Directive>
Give the data a second time, exactly and in full.

Dataset records>
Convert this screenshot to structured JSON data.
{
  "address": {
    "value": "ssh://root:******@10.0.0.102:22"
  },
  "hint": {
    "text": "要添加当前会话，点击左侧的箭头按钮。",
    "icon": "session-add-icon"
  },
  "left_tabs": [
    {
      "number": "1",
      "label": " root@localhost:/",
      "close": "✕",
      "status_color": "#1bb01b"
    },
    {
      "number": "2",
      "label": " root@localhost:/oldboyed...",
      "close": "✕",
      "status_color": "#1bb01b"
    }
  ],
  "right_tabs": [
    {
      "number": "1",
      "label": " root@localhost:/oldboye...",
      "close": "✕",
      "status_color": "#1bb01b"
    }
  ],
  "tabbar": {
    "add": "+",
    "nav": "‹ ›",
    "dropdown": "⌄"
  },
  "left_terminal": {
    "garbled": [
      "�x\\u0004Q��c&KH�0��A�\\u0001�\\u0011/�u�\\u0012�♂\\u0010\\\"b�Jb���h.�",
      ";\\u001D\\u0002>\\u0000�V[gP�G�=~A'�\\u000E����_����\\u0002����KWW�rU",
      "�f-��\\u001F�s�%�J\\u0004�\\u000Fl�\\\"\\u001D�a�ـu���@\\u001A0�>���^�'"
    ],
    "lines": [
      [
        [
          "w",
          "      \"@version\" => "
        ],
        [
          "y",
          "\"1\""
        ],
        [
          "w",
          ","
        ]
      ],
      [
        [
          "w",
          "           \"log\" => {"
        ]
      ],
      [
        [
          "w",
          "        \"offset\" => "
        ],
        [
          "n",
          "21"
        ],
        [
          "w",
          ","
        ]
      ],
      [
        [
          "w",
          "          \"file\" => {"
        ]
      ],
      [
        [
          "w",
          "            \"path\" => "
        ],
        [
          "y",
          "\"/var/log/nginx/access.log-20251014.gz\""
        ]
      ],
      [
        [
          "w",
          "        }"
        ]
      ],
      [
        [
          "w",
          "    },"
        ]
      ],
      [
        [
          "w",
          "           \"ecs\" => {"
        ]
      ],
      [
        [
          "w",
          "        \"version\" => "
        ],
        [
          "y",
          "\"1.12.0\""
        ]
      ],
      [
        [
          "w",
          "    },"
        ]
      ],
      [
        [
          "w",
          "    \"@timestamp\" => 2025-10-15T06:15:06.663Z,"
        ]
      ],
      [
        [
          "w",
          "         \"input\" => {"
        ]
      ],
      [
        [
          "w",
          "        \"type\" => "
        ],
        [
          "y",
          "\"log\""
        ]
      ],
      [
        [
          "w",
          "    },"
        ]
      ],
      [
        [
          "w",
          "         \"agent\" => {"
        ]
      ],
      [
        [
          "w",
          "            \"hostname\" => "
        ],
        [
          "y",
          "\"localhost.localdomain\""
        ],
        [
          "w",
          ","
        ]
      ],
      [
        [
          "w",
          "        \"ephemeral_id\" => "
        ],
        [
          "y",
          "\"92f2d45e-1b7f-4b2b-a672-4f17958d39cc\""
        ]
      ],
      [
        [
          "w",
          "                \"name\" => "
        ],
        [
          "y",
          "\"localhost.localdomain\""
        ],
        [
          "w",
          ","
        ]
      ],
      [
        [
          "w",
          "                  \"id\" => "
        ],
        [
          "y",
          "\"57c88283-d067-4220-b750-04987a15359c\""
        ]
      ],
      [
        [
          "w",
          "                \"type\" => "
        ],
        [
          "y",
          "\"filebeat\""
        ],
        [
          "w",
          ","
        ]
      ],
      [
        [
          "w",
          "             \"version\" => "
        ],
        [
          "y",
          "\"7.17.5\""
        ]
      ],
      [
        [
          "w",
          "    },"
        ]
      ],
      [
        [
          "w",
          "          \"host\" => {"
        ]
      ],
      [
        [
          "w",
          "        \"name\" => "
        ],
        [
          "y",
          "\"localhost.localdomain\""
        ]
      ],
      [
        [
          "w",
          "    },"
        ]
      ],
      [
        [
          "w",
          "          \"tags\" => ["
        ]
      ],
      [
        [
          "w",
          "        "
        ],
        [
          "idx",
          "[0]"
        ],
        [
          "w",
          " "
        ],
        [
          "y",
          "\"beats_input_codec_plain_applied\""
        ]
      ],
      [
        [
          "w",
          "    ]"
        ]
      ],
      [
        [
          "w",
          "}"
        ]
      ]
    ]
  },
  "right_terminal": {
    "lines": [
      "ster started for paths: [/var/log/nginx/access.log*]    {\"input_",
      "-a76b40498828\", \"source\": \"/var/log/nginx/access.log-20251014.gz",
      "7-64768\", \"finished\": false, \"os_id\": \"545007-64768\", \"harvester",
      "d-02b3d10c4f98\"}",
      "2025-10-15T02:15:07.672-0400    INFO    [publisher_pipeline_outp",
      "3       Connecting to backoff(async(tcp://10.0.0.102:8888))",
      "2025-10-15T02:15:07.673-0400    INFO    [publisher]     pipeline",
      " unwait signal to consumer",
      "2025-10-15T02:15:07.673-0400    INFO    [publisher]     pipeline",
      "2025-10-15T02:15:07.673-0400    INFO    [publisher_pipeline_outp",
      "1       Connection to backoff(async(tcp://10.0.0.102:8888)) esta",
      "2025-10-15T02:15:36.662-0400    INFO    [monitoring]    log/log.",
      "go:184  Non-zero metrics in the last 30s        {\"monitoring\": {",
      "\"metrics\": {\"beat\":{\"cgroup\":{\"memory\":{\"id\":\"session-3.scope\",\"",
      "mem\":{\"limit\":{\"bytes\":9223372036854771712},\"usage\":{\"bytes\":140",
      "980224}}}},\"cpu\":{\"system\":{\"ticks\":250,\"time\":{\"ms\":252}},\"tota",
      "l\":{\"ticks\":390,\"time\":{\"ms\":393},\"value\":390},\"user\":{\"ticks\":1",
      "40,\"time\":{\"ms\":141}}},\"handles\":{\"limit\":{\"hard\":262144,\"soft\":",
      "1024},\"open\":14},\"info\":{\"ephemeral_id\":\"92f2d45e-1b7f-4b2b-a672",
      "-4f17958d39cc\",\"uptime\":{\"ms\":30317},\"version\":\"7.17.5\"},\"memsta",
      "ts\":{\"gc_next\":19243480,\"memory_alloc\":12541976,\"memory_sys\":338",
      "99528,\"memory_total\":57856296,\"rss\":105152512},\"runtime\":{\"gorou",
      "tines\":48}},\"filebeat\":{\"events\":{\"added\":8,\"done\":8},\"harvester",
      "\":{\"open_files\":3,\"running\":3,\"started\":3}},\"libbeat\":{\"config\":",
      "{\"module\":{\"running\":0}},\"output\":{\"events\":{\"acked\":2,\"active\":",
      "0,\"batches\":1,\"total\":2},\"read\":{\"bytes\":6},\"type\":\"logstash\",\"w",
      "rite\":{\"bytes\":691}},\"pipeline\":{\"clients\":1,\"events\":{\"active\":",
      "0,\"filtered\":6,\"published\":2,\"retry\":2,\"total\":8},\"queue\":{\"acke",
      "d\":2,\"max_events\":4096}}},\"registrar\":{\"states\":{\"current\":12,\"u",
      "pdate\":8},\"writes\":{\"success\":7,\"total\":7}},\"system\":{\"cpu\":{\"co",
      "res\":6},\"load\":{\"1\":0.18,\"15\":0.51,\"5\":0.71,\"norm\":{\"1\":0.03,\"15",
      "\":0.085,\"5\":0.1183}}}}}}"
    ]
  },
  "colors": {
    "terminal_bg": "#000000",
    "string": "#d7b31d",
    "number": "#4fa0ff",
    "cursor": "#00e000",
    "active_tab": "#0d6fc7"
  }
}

Exercise result>
Convert this screenshot to structured JSON data.
{
  "address": {
    "value": "ssh://root:******@10.0.0.102:22"
  },
  "hint": {
    "text": "要添加当前会话，点击左侧的箭头按钮。",
    "icon": "session-add-icon"
  },
  "left_tabs": [
    {
      "number": "1",
      "label": " root@localhost:/",
      "close": "✕",
      "status_color": "#1bb01b"
    },
    {
      "number": "2",
      "label": " root@localhost:/oldboyed...",
      "close": "✕",
      "status_color": "#1bb01b"
    }
  ],
  "right_tabs": [
    {
      "number": "1",
      "label": " root@localhost:/oldboye...",
      "close": "✕",
      "status_color": "#1bb01b"
    }
  ],
  "tabbar": {
    "add": "+",
    "nav": "‹ ›",
    "dropdown": "⌄"
  },
  "left_terminal": {
    "garbled": [
      "�x\\u0004Q��c&KH�0��A�\\u0001�\\u0011/�u�\\u0012�♂\\u0010\\\"b�Jb���h.�",
      ";\\u001D\\u0002>\\u0000�V[gP�G�=~A'�\\u000E����_����\\u0002����KWW�rU",
      "�f-��\\u001F�s�%�J\\u0004�\\u000Fl�\\\"\\u001D�a�ـu���@\\u001A0�>���^�'"
    ],
    "lines": [
      [
        [
          "w",
          "      \"@version\" => "
        ],
        [
          "y",
          "\"1\""
        ],
        [
          "w",
          ","
        ]
      ],
      [
        [
          "w",
          "           \"log\" => {"
        ]
      ],
      [
        [
          "w",
          "        \"offset\" => "
        ],
        [
          "n",
          "21"
        ],
        [
          "w",
          ","
        ]
      ],
      [
        [
          "w",
          "          \"file\" => {"
        ]
      ],
      [
        [
          "w",
          "            \"path\" => "
        ],
        [
          "y",
          "\"/var/log/nginx/access.log-20251014.gz\""
        ]
      ],
      [
        [
          "w",
          "        }"
        ]
      ],
      [
        [
          "w",
          "    },"
        ]
      ],
      [
        [
          "w",
          "           \"ecs\" => {"
        ]
      ],
      [
        [
          "w",
          "        \"version\" => "
        ],
        [
          "y",
          "\"1.12.0\""
        ]
      ],
      [
        [
          "w",
          "    },"
        ]
      ],
      [
        [
          "w",
          "    \"@timestamp\" => 2025-10-15T06:15:06.663Z,"
        ]
      ],
      [
        [
          "w",
          "         \"input\" => {"
        ]
      ],
      [
        [
          "w",
          "        \"type\" => "
        ],
        [
          "y",
          "\"log\""
        ]
      ],
      [
        [
          "w",
          "    },"
        ]
      ],
      [
        [
          "w",
          "         \"agent\" => {"
        ]
      ],
      [
        [
          "w",
          "            \"hostname\" => "
        ],
        [
          "y",
          "\"localhost.localdomain\""
        ],
        [
          "w",
          ","
        ]
      ],
      [
        [
          "w",
          "        \"ephemeral_id\" => "
        ],
        [
          "y",
          "\"92f2d45e-1b7f-4b2b-a672-4f17958d39cc\""
        ]
      ],
      [
        [
          "w",
          "                \"name\" => "
        ],
        [
          "y",
          "\"localhost.localdomain\""
        ],
        [
          "w",
          ","
        ]
      ],
      [
        [
          "w",
          "                  \"id\" => "
        ],
        [
          "y",
          "\"57c88283-d067-4220-b750-04987a15359c\""
        ]
      ],
      [
        [
          "w",
          "                \"type\" => "
        ],
        [
          "y",
          "\"filebeat\""
        ],
        [
          "w",
          ","
        ]
      ],
      [
        [
          "w",
          "             \"version\" => "
        ],
        [
          "y",
          "\"7.17.5\""
        ]
      ],
      [
        [
          "w",
          "    },"
        ]
      ],
      [
        [
          "w",
          "          \"host\" => {"
        ]
      ],
      [
        [
          "w",
          "        \"name\" => "
        ],
        [
          "y",
          "\"localhost.localdomain\""
        ]
      ],
      [
        [
          "w",
          "    },"
        ]
      ],
      [
        [
          "w",
          "          \"tags\" => ["
        ]
      ],
      [
        [
          "w",
          "        "
        ],
        [
          "idx",
          "[0]"
        ],
        [
          "w",
          " "
        ],
        [
          "y",
          "\"beats_input_codec_plain_applied\""
        ]
      ],
      [
        [
          "w",
          "    ]"
        ]
      ],
      [
        [
          "w",
          "}"
        ]
      ]
    ]
  },
  "right_terminal": {
    "lines": [
      "ster started for paths: [/var/log/nginx/access.log*]    {\"input_",
      "-a76b40498828\", \"source\": \"/var/log/nginx/access.log-20251014.gz",
      "7-64768\", \"finished\": false, \"os_id\": \"545007-64768\", \"harvester",
      "d-02b3d10c4f98\"}",
      "2025-10-15T02:15:07.672-0400    INFO    [publisher_pipeline_outp",
      "3       Connecting to backoff(async(tcp://10.0.0.102:8888))",
      "2025-10-15T02:15:07.673-0400    INFO    [publisher]     pipeline",
      " unwait signal to consumer",
      "2025-10-15T02:15:07.673-0400    INFO    [publisher]     pipeline",
      "2025-10-15T02:15:07.673-0400    INFO    [publisher_pipeline_outp",
      "1       Connection to backoff(async(tcp://10.0.0.102:8888)) esta",
      "2025-10-15T02:15:36.662-0400    INFO    [monitoring]    log/log.",
      "go:184  Non-zero metrics in the last 30s        {\"monitoring\": {",
      "\"metrics\": {\"beat\":{\"cgroup\":{\"memory\":{\"id\":\"session-3.scope\",\"",
      "mem\":{\"limit\":{\"bytes\":9223372036854771712},\"usage\":{\"bytes\":140",
      "980224}}}},\"cpu\":{\"system\":{\"ticks\":250,\"time\":{\"ms\":252}},\"tota",
      "l\":{\"ticks\":390,\"time\":{\"ms\":393},\"value\":390},\"user\":{\"ticks\":1",
      "40,\"time\":{\"ms\":141}}},\"handles\":{\"limit\":{\"hard\":262144,\"soft\":",
      "1024},\"open\":14},\"info\":{\"ephemeral_id\":\"92f2d45e-1b7f-4b2b-a672",
      "-4f17958d39cc\",\"uptime\":{\"ms\":30317},\"version\":\"7.17.5\"},\"memsta",
      "ts\":{\"gc_next\":19243480,\"memory_alloc\":12541976,\"memory_sys\":338",
      "99528,\"memory_total\":57856296,\"rss\":105152512},\"runtime\":{\"gorou",
      "tines\":48}},\"filebeat\":{\"events\":{\"added\":8,\"done\":8},\"harvester",
      "\":{\"open_files\":3,\"running\":3,\"started\":3}},\"libbeat\":{\"config\":",
      "{\"module\":{\"running\":0}},\"output\":{\"events\":{\"acked\":2,\"active\":",
      "0,\"batches\":1,\"total\":2},\"read\":{\"bytes\":6},\"type\":\"logstash\",\"w",
      "rite\":{\"bytes\":691}},\"pipeline\":{\"clients\":1,\"events\":{\"active\":",
      "0,\"filtered\":6,\"published\":2,\"retry\":2,\"total\":8},\"queue\":{\"acke",
      "d\":2,\"max_events\":4096}}},\"registrar\":{\"states\":{\"current\":12,\"u",
      "pdate\":8},\"writes\":{\"success\":7,\"total\":7}},\"system\":{\"cpu\":{\"co",
      "res\":6},\"load\":{\"1\":0.18,\"15\":0.51,\"5\":0.71,\"norm\":{\"1\":0.03,\"15",
      "\":0.085,\"5\":0.1183}}}}}}"
    ]
  },
  "colors": {
    "terminal_bg": "#000000",
    "string": "#d7b31d",
    "number": "#4fa0ff",
    "cursor": "#00e000",
    "active_tab": "#0d6fc7"
  }
}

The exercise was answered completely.